### [Trecho do texto]
----

A narrativa segue e retrata agora o diálogo entre Simão Pedro e Jesus (v. 6-10). “Chega, então a Simão Pedro, que lhe diz: ‘Senhor, tu, lavar-me os pés?!’ Respondeu-lhe Jesus: ‘O que faço, não compreendes agora, mas o compreenderás mais tarde’. Disse-lhe Pedro: ‘Jamais me lavarás os pés’. Jesus respondeu-lhe: ‘Se eu não te lavar, não terás parte comigo’. Simão Pedro lhe disse: ‘Senhor, não apenas meus pés, mas também as mãos e a cabeça’. Jesus lhe disse: ‘Quem se banhou não tem necessidade de se lavar, porque está inteiramente puro. Vós também estais puros, mas não todos’”.

Em suas respostas, Pedro oscila entre a recusa e o entusiasmo, ambas atitudes marcadas pela nebulosidade de uma certa incompreensão. No primeiro momento, não compreende o gesto de Jesus, excluindo-se da comunhão com o Mestre e da participação no discipulado. Diante do alerta de Cristo, muda de ideia, mas ainda demonstra uma compreensão parcial, encarando o lava-pés como simples purificação. Mais uma vez Jesus o esclarece.

O final da narração e a explicação dos gestos aparecem nos versículos 12 a 15.  “Depois que lhes lavou os pés, retomou o seu manto, voltou à mesa e lhes disse: ‘Compreendeis o que vos fiz? Vós me chamais de Mestre e Senhor e dizeis bem, pois eu o sou. Se, portanto, eu, o Mestre e o Senhor, vos lavei os pés, também deveis lavar-vos os pés uns aos outros. Dei-vos o exemplo para que, como eu vos fiz, vós também o façais’”.

Se a deposição do manto faz referência à morte, sua retomada acena para a ressurreição. A mensagem do lava-pés é, portanto, ação simbólica do serviço. É o legado de Cristo aos seus. O Senhor e Mestre deu o exemplo e deixou a instrução a quem quiser segui-lo.

Ter os pés lavados por Jesus: condição para ser discípulo
“Disse-lhe Pedro: ‘Jamais me lavarás os pés’. Jesus respondeu-lhe: ‘Se eu não te lavar, não terás parte comigo’”. (Jo 13,8). Mais uma vez evocamos o diálogo entre Jesus e Pedro. Deixar-se lavar por Jesus é condição indispensável para a comunhão com o Mestre, um desafio, um constante exercício de conversão. Exige humildade e comprometimento do discípulo.

No batismo, o ser humano é lavado em Jesus Cristo. Porém, na caminhada da vida, muitas são as “poeiras” que se aderem aos pés daqueles que caminham. Neste momento, se faz necessária o encontro muito íntimo com o Cristo do lava-pés, que deve limpar o coração humano do egoísmo, da ganância, do desânimo e de toda espécie de mal. Todos precisam ser lavados.

----

### [Exercícios]
**a)** Indique se cada afirmação concorda com o trecho, respondendo sim ou não e citando literalmente as palavras que o decidem: (i) Pedro pede a Jesus que lhe lave também as mãos e a cabeça. (ii) A retomada do manto acena para a morte. (iii) Apenas alguns precisam ser lavados.
**b)** Segundo o trecho, em quais versículos aparecem o final da narração e a explicação dos gestos?
**c)** Repita o trecho, começando nas palavras "O final da narração" e parando depois de "quem quiser segui-lo.".

Dados de previsão de caixas delimitadoras
----

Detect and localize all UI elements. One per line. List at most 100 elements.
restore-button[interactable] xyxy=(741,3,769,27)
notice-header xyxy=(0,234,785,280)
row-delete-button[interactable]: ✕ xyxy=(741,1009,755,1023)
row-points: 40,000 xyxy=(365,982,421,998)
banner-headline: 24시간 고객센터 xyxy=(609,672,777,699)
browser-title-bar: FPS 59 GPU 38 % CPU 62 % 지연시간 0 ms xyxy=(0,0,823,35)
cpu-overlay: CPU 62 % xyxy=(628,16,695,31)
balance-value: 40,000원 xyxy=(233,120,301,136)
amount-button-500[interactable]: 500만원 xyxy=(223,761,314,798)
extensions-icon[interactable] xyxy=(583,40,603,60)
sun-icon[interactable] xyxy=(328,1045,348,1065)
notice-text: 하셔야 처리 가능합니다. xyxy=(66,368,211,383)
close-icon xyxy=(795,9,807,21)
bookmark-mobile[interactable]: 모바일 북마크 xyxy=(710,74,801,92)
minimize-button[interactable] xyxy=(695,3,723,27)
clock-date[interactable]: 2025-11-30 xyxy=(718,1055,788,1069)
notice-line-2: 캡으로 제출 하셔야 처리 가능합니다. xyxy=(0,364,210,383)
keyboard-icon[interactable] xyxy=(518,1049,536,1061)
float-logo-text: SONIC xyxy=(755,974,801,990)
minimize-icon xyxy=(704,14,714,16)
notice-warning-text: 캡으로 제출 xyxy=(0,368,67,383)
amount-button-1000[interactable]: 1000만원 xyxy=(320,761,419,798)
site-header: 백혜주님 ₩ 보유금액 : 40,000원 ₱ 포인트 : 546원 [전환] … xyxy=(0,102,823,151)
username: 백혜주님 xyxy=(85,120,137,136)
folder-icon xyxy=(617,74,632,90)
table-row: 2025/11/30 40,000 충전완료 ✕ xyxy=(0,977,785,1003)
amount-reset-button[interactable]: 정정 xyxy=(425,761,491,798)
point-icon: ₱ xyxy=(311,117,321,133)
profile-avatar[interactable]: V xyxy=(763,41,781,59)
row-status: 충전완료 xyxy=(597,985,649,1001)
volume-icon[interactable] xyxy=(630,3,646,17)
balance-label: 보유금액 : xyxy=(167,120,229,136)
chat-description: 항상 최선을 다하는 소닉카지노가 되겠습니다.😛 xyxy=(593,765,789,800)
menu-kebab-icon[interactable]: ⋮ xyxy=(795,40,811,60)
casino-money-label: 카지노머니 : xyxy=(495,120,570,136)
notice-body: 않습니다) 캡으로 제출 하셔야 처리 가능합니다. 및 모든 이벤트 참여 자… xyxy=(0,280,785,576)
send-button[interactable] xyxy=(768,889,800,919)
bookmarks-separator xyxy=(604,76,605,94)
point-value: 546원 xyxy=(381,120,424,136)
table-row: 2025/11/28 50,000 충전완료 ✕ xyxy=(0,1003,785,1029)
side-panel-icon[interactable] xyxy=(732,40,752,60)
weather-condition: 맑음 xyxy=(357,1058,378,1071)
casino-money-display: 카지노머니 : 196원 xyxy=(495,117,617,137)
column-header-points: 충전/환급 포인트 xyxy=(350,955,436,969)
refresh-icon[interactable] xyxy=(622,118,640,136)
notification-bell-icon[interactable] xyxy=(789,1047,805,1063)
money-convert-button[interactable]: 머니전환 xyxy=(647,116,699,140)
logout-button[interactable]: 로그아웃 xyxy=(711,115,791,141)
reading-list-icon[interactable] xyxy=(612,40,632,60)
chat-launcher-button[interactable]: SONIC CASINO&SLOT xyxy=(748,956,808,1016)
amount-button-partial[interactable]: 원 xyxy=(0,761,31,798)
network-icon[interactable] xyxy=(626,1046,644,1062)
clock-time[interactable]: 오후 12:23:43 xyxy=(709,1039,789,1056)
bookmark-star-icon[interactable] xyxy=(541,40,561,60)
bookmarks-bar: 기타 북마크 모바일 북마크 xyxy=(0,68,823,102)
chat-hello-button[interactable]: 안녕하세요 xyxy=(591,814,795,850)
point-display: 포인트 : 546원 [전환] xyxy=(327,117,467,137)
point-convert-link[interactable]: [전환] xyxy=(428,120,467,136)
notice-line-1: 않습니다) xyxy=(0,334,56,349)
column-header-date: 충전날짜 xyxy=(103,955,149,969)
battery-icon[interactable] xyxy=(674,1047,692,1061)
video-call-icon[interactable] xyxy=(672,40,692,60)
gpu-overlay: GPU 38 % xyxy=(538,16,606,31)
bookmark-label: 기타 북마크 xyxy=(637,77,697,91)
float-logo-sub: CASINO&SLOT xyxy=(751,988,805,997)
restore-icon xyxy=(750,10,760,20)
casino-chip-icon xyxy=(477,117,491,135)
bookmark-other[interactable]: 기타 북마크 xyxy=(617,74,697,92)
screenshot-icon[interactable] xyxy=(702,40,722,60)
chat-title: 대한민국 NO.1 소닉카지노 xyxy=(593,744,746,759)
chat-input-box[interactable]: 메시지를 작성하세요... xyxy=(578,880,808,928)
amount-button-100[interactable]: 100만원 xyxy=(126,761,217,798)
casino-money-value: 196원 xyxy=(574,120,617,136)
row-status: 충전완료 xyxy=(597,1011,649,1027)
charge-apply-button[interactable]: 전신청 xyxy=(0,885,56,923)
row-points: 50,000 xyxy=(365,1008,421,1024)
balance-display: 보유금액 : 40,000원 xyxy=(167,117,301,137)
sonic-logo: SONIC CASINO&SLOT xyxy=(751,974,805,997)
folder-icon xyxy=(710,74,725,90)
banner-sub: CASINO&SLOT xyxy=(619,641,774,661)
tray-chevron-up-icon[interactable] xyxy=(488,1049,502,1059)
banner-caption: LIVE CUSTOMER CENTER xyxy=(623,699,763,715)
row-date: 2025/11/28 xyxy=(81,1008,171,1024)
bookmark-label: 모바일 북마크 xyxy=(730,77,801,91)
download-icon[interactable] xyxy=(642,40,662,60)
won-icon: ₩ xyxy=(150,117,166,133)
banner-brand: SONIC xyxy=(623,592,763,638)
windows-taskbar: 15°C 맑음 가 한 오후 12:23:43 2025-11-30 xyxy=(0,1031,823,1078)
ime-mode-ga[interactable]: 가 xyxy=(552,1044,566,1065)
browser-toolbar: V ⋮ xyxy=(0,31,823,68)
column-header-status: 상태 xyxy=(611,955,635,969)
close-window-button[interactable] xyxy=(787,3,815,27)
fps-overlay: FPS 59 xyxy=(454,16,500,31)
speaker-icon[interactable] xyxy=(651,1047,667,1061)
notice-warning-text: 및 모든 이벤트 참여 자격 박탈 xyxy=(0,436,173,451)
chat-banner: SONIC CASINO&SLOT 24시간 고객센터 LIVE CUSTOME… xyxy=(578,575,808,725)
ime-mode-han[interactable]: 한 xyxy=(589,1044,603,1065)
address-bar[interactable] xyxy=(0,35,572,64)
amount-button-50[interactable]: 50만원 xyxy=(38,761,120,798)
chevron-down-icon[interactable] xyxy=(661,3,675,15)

----

### [Respostas]
**a)**
(i) Sim: "Senhor, não apenas meus pés, mas também as mãos e a cabeça".
(ii) Não: "Se a deposição do manto faz referência à morte, sua retomada acena para a ressurreição."
(iii) Não: "Todos precisam ser lavados."

**b)** Nos versículos 12 a 15.

**c)**
O final da narração e a explicação dos gestos aparecem nos versículos 12 a 15.  “Depois que lhes lavou os pés, retomou o seu manto, voltou à mesa e lhes disse: ‘Compreendeis o que vos fiz? Vós me chamais de Mestre e Senhor e dizeis bem, pois eu o sou. Se, portanto, eu, o Mestre e o Senhor, vos lavei os pés, também deveis lavar-vos os pés uns aos outros. Dei-vos o exemplo para que, como eu vos fiz, vós também o façais’”.

Se a deposição do manto faz referência à morte, sua retomada acena para a ressurreição. A mensagem do lava-pés é, portanto, ação simbólica do serviço. É o legado de Cristo aos seus. O Senhor e Mestre deu o exemplo e deixou a instrução a quem quiser segui-lo.